Copy the lines of the records starting at the first line and ending at the line that contains "y-tick-label: 12:05 bbox=[114, 419, 174, 446]", keeping both ends and changing nothing.

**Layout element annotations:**
--
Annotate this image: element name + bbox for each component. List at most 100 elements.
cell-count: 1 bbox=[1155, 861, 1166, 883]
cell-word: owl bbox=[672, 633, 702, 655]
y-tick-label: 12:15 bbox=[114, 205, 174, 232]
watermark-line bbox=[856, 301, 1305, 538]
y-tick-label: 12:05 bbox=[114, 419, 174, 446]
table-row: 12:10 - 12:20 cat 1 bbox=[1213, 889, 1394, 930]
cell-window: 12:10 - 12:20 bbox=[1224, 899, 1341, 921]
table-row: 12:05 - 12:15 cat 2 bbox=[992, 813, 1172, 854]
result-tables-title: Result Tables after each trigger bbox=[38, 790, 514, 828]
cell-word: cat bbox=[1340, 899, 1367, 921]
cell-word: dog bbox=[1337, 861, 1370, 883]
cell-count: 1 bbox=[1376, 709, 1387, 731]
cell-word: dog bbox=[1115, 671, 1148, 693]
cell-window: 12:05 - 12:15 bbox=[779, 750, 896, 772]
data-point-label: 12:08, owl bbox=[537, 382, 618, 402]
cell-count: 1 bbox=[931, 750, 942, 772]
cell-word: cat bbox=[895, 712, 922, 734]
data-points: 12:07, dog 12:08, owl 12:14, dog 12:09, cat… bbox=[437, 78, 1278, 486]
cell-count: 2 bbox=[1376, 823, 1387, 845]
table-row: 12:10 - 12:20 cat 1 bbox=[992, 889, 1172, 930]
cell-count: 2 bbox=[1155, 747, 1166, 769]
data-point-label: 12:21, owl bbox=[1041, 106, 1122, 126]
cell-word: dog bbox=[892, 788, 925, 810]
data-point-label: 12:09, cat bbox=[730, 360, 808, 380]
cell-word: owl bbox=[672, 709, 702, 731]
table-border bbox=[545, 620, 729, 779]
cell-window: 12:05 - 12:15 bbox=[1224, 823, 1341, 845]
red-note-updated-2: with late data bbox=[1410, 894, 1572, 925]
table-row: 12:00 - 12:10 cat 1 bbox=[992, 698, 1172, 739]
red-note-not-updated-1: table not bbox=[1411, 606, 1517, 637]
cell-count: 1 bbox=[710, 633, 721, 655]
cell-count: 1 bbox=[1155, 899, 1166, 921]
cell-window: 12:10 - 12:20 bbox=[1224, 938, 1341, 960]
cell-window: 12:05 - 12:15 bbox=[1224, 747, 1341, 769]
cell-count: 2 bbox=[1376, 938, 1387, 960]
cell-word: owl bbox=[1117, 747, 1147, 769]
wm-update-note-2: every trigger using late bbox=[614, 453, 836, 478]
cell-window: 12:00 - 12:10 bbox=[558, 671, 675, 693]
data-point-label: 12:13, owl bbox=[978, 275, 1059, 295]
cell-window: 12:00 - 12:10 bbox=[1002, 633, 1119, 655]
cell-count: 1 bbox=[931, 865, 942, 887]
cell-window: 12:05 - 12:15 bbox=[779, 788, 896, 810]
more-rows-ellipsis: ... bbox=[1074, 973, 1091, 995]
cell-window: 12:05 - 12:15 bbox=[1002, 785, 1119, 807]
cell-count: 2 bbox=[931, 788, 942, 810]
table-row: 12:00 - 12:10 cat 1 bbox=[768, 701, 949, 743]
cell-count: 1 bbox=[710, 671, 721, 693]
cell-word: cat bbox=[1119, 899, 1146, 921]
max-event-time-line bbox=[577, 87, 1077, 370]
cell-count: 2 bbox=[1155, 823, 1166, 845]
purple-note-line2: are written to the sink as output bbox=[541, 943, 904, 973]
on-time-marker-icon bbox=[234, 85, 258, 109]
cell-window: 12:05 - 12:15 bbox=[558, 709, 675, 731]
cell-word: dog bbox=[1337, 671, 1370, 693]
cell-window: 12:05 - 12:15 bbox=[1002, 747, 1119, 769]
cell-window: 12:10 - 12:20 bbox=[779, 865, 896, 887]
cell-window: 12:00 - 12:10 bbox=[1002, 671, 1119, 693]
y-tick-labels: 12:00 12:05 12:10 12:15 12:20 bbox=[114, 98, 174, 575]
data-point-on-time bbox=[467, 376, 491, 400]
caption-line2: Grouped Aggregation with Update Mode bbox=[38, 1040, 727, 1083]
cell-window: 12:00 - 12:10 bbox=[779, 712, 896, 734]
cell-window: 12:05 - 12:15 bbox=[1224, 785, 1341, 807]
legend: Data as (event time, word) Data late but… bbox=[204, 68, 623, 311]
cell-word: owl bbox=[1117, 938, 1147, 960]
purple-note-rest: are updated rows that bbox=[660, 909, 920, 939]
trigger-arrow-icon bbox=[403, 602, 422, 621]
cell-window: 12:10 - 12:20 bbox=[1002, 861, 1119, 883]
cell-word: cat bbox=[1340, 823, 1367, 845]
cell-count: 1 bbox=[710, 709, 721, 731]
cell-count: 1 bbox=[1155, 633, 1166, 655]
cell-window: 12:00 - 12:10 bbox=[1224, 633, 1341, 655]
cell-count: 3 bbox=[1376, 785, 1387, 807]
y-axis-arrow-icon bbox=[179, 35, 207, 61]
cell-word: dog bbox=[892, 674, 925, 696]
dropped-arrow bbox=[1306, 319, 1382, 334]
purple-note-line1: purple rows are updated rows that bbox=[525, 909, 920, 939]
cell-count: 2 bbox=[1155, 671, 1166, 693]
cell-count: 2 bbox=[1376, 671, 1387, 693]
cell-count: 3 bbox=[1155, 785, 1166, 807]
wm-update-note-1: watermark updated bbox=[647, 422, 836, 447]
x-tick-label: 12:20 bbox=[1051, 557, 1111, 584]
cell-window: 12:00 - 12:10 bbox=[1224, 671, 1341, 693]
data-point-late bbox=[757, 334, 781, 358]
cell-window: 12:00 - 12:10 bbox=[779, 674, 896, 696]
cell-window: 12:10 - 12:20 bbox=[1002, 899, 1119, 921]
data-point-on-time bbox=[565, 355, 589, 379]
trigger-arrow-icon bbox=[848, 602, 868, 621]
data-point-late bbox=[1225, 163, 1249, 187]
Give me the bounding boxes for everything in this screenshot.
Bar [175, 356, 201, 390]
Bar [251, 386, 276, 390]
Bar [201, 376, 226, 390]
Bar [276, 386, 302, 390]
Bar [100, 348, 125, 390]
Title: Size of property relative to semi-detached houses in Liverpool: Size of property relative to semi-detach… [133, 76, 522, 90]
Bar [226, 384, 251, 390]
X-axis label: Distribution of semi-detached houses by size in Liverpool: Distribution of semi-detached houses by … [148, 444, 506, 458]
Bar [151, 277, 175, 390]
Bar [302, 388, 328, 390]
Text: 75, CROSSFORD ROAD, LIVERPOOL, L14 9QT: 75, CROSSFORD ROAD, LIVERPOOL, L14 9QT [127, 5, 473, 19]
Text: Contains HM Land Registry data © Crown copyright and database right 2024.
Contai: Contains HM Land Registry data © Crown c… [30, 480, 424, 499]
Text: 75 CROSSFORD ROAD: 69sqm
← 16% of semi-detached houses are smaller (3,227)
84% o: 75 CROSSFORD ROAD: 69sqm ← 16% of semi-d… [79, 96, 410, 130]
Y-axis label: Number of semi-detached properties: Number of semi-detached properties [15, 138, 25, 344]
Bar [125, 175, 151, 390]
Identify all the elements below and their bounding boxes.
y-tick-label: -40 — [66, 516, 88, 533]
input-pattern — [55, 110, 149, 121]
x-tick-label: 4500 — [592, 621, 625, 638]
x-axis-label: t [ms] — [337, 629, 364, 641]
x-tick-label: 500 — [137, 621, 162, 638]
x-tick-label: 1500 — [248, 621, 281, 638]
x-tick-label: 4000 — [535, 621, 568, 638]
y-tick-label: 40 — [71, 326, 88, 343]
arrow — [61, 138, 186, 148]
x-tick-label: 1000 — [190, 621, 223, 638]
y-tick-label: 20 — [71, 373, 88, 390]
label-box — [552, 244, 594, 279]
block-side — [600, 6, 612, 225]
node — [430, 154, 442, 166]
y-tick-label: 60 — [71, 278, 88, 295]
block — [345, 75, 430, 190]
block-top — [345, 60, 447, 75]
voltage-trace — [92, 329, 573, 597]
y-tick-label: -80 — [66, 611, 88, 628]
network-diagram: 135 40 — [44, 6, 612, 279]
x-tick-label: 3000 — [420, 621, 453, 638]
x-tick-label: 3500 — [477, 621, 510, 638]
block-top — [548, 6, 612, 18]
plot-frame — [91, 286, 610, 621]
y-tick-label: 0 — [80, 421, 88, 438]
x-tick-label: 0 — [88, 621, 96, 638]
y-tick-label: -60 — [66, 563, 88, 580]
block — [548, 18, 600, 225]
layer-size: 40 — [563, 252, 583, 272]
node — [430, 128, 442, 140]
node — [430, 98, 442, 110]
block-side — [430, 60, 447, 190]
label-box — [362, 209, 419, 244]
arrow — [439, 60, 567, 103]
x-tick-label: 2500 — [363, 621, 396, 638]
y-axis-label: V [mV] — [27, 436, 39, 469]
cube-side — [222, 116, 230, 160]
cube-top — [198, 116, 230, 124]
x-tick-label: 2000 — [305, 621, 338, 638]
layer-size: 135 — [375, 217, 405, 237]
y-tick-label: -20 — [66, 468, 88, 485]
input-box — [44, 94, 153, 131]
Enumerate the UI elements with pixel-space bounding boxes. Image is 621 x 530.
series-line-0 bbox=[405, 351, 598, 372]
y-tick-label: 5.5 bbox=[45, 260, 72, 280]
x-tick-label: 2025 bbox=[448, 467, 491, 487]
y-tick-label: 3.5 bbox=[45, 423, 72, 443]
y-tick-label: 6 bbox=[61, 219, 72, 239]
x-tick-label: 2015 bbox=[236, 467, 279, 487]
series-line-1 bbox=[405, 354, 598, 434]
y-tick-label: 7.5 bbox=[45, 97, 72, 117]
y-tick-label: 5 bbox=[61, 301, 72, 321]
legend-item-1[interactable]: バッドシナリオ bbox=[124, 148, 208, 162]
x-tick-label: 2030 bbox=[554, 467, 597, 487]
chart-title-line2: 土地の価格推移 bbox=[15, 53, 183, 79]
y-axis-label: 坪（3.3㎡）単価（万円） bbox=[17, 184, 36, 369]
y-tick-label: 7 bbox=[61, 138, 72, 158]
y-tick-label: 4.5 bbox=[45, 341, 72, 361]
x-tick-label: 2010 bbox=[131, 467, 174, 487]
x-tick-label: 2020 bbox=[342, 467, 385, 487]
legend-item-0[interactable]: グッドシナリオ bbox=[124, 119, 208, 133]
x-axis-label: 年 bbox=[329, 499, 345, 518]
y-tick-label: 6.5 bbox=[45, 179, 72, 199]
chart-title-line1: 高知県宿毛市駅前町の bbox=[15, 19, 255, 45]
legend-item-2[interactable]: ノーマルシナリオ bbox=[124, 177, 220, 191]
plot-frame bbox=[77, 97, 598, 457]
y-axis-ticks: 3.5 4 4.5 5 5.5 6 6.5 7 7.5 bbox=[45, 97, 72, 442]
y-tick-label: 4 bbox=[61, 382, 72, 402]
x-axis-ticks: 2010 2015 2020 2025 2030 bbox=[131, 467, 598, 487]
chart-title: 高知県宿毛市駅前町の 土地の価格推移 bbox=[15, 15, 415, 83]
--
**Problem solution:**
Annotate this image: element name + bbox for each component. List at most 100 elements.
cell-count: 1 bbox=[1155, 861, 1166, 883]
cell-word: owl bbox=[672, 633, 702, 655]
y-tick-label: 12:15 bbox=[114, 205, 174, 232]
watermark-line bbox=[856, 301, 1305, 538]
y-tick-label: 12:05 bbox=[114, 419, 174, 446]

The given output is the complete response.